◆ **Directive**
Scan the listing below. Report each line that includes "folder".
### Extracted data ###
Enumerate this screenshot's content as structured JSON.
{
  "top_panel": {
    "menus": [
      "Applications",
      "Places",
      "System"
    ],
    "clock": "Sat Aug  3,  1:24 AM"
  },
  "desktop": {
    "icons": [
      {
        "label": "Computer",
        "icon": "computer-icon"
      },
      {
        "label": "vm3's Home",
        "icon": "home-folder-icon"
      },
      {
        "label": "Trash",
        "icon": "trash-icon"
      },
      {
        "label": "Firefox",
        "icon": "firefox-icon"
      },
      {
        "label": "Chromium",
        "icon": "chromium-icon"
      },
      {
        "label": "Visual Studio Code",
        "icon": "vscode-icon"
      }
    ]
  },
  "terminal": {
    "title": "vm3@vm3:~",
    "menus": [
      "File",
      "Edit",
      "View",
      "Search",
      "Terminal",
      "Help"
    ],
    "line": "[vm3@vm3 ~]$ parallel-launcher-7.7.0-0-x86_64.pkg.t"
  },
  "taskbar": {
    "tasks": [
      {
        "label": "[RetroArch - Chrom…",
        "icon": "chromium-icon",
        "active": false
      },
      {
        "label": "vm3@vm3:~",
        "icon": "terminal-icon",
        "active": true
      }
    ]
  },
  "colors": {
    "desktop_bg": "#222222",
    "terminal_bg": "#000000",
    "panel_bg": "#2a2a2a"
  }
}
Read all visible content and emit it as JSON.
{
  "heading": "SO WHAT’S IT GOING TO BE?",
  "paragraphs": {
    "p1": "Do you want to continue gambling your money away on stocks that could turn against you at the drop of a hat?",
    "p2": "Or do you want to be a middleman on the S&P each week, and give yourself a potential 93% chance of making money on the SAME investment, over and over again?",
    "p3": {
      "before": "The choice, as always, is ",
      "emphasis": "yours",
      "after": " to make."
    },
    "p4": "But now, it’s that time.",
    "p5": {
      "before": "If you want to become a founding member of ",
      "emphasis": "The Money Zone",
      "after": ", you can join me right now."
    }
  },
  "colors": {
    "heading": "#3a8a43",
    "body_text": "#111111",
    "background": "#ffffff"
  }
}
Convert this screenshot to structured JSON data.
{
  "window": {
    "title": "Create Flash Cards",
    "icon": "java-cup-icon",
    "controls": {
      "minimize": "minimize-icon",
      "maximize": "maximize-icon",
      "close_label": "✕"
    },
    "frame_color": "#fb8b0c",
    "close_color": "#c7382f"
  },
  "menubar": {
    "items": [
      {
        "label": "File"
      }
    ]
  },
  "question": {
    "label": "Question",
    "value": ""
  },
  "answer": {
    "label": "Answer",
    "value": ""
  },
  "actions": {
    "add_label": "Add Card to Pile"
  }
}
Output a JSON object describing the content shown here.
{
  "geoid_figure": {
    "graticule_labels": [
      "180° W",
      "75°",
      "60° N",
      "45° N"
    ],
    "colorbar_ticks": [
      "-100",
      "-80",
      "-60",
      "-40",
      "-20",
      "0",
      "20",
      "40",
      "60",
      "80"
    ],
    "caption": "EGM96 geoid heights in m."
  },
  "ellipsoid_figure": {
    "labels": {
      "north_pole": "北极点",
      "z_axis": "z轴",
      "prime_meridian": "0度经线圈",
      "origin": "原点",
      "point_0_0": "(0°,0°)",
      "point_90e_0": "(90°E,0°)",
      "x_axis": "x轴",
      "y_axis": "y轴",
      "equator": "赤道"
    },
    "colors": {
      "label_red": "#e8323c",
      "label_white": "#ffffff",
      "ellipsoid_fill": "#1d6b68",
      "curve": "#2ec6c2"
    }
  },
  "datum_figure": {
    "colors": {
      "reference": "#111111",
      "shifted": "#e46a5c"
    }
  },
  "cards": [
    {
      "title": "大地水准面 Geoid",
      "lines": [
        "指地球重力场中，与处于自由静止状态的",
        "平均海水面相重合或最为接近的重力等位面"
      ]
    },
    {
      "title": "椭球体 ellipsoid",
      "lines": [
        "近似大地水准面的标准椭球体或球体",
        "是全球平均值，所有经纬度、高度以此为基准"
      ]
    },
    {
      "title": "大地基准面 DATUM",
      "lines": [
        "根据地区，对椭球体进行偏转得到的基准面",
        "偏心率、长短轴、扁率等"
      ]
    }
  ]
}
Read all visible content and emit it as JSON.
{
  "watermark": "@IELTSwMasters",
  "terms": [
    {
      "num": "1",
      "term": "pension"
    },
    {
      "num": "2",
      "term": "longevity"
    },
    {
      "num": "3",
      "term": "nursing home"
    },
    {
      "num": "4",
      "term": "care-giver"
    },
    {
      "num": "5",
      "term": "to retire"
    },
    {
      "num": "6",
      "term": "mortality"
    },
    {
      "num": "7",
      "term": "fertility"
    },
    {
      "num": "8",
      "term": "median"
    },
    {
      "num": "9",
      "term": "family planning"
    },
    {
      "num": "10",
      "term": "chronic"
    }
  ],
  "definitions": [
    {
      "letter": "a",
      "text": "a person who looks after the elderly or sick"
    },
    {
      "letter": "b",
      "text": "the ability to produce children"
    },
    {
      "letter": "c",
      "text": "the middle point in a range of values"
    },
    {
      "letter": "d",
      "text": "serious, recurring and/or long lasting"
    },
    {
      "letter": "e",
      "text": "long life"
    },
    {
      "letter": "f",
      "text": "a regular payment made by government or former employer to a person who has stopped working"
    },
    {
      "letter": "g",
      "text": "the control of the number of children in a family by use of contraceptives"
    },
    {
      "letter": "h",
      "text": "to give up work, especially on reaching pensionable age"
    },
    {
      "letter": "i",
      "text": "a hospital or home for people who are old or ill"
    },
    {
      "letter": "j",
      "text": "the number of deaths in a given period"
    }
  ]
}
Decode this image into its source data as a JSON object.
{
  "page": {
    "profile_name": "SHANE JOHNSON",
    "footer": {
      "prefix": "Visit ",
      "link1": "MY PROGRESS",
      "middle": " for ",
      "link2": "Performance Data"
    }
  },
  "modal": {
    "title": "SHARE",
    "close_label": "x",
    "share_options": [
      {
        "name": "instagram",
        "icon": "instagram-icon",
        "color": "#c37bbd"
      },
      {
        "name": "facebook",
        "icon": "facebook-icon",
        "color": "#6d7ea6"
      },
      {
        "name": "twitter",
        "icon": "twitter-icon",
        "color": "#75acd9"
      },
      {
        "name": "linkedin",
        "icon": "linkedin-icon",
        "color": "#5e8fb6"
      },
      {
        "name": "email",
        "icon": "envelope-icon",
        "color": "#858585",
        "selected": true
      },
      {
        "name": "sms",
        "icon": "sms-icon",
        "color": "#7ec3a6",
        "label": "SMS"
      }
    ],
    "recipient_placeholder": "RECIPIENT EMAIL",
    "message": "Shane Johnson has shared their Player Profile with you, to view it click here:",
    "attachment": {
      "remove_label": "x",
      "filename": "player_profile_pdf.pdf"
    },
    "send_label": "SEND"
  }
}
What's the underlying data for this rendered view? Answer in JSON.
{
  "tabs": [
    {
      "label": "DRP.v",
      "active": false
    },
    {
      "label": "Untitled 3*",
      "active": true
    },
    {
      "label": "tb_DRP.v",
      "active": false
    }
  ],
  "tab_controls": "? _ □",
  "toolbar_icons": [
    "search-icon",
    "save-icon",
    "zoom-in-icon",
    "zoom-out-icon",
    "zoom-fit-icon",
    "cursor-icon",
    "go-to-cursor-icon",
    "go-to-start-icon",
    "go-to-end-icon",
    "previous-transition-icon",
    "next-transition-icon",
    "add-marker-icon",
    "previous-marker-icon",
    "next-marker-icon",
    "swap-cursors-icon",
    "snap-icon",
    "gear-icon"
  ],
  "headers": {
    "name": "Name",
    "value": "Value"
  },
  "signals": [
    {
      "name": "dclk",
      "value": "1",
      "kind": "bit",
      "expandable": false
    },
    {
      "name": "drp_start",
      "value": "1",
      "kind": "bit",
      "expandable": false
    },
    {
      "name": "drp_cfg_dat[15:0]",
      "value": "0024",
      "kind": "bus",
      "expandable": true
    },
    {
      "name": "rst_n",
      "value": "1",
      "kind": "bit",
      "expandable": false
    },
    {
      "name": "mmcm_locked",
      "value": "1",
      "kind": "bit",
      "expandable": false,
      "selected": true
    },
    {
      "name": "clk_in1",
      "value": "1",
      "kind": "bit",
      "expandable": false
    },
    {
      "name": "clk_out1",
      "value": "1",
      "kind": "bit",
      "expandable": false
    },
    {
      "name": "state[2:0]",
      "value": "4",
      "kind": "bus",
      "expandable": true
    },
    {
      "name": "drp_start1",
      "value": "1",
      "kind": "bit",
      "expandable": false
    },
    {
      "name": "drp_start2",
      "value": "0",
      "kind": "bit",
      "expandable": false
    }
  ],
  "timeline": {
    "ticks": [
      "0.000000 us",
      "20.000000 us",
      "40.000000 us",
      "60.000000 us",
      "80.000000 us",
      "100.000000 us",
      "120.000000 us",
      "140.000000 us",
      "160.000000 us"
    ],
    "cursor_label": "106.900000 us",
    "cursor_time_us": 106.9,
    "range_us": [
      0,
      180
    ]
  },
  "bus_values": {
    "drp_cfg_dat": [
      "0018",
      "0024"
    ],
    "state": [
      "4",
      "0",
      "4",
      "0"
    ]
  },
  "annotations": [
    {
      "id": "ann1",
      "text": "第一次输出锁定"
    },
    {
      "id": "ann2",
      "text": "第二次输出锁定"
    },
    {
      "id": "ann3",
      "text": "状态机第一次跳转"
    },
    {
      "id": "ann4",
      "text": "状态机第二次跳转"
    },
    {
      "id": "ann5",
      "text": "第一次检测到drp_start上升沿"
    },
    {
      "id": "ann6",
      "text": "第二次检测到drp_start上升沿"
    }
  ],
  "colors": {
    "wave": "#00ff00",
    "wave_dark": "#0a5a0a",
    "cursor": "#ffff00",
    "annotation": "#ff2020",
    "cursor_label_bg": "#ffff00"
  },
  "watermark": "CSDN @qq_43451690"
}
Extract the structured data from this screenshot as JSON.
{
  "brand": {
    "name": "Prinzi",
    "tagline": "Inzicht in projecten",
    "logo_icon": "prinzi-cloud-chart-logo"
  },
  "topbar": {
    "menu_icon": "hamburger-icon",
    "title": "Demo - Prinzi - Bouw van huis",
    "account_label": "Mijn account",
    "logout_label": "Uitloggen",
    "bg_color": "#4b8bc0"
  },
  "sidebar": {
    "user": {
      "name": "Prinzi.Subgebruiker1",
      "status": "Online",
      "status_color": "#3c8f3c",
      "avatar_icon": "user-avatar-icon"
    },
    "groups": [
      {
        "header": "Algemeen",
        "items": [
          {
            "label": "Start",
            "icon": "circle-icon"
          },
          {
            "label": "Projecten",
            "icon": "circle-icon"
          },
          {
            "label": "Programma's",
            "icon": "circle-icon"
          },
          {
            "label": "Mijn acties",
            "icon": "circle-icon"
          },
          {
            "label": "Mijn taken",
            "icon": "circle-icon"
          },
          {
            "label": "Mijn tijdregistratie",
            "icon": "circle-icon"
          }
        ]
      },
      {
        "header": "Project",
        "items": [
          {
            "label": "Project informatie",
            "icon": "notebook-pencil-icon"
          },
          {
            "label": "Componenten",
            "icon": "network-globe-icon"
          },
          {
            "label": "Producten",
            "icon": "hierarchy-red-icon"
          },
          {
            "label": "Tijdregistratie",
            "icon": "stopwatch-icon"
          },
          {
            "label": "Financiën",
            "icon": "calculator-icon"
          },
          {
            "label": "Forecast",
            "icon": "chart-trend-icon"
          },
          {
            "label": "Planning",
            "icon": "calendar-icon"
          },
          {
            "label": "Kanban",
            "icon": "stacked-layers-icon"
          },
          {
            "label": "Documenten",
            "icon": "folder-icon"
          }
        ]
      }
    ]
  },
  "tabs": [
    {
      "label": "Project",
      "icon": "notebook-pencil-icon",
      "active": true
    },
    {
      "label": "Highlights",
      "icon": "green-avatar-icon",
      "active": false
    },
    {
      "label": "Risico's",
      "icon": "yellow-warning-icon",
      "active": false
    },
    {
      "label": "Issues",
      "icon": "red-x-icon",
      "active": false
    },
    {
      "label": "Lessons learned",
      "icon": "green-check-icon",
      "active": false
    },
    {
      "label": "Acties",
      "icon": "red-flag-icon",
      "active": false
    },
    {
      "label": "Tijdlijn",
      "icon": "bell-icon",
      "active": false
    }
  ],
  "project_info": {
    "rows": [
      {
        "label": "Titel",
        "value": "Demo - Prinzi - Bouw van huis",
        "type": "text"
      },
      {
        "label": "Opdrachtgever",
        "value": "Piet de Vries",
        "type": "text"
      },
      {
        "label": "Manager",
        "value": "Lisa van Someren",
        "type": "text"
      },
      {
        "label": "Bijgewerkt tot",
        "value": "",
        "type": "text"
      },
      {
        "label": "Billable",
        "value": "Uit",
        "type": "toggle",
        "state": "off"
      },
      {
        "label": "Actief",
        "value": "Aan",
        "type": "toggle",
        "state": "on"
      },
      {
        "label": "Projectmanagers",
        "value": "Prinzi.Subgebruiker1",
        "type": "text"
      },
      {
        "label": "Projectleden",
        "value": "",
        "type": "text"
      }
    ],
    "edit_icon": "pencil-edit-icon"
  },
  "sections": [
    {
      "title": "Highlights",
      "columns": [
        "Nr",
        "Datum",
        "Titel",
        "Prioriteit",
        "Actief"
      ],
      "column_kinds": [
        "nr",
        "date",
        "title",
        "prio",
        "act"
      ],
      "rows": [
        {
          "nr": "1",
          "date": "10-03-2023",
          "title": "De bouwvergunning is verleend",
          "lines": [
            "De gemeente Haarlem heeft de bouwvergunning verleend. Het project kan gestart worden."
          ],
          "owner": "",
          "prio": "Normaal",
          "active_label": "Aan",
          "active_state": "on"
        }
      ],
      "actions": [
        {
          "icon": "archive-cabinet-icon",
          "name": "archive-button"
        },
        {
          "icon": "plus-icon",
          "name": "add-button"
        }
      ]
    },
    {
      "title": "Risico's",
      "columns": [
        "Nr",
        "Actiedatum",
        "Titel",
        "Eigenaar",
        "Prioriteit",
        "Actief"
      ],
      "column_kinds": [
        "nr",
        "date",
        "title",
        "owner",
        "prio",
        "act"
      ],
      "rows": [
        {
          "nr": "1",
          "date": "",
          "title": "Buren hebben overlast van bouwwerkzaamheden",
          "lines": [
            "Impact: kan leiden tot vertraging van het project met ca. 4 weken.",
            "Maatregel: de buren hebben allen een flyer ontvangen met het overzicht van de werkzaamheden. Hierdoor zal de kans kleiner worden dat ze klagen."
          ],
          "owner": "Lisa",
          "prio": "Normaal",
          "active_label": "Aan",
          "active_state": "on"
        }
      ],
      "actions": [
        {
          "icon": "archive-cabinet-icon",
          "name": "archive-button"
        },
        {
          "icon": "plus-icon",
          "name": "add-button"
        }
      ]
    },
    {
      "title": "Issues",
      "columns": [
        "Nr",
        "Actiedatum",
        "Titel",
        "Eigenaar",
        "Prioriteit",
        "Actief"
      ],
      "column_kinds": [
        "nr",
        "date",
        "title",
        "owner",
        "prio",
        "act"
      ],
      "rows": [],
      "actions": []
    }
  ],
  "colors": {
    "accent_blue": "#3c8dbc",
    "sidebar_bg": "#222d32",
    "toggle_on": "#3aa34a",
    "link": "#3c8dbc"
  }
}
###
◆ **The reply**
        "icon": "home-folder-icon"
            "icon": "folder-icon"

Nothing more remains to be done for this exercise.